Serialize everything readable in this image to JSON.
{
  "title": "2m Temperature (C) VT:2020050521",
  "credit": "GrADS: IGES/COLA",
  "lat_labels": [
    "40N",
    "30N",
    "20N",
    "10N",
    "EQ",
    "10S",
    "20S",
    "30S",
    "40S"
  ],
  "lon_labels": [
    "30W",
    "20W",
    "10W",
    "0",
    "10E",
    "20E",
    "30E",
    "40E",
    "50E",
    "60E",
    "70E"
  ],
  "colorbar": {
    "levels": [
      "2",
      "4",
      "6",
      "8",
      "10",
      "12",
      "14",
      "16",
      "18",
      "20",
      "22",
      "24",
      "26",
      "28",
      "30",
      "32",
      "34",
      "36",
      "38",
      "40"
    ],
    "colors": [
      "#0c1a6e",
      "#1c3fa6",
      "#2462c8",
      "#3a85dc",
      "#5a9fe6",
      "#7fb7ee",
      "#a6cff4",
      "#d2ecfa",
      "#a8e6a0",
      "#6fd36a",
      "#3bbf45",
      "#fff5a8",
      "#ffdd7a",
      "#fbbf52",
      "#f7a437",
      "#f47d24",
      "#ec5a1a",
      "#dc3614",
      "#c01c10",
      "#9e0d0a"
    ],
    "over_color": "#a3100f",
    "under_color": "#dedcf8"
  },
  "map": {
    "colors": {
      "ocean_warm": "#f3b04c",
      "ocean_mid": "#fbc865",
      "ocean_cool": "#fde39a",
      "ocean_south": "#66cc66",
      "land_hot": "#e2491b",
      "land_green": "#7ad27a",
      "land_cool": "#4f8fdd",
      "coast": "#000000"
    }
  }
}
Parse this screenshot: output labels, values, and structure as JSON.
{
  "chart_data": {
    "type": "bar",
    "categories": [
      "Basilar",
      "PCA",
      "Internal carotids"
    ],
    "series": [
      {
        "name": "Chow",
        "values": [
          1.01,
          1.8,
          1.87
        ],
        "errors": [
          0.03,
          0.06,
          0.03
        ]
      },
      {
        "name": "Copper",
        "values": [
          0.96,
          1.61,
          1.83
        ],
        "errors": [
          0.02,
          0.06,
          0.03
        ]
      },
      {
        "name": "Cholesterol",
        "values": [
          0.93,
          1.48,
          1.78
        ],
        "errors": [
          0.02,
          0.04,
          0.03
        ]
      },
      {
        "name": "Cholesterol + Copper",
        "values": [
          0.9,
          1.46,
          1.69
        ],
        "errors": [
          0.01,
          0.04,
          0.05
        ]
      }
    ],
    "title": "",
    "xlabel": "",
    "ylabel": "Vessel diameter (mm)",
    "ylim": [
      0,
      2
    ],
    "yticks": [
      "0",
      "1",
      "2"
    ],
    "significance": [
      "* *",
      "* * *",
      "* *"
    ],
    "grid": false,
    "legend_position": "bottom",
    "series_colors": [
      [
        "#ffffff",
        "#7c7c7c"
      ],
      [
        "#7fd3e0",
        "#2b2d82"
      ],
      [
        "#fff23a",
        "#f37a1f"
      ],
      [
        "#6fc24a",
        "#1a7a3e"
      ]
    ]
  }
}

◇ ◇ ◇ ◇ ◇

> _Task goal_
From the entries above, copy every line containing the word "Copper".

> _Answer_
        "name": "Copper",
        "name": "Cholesterol + Copper",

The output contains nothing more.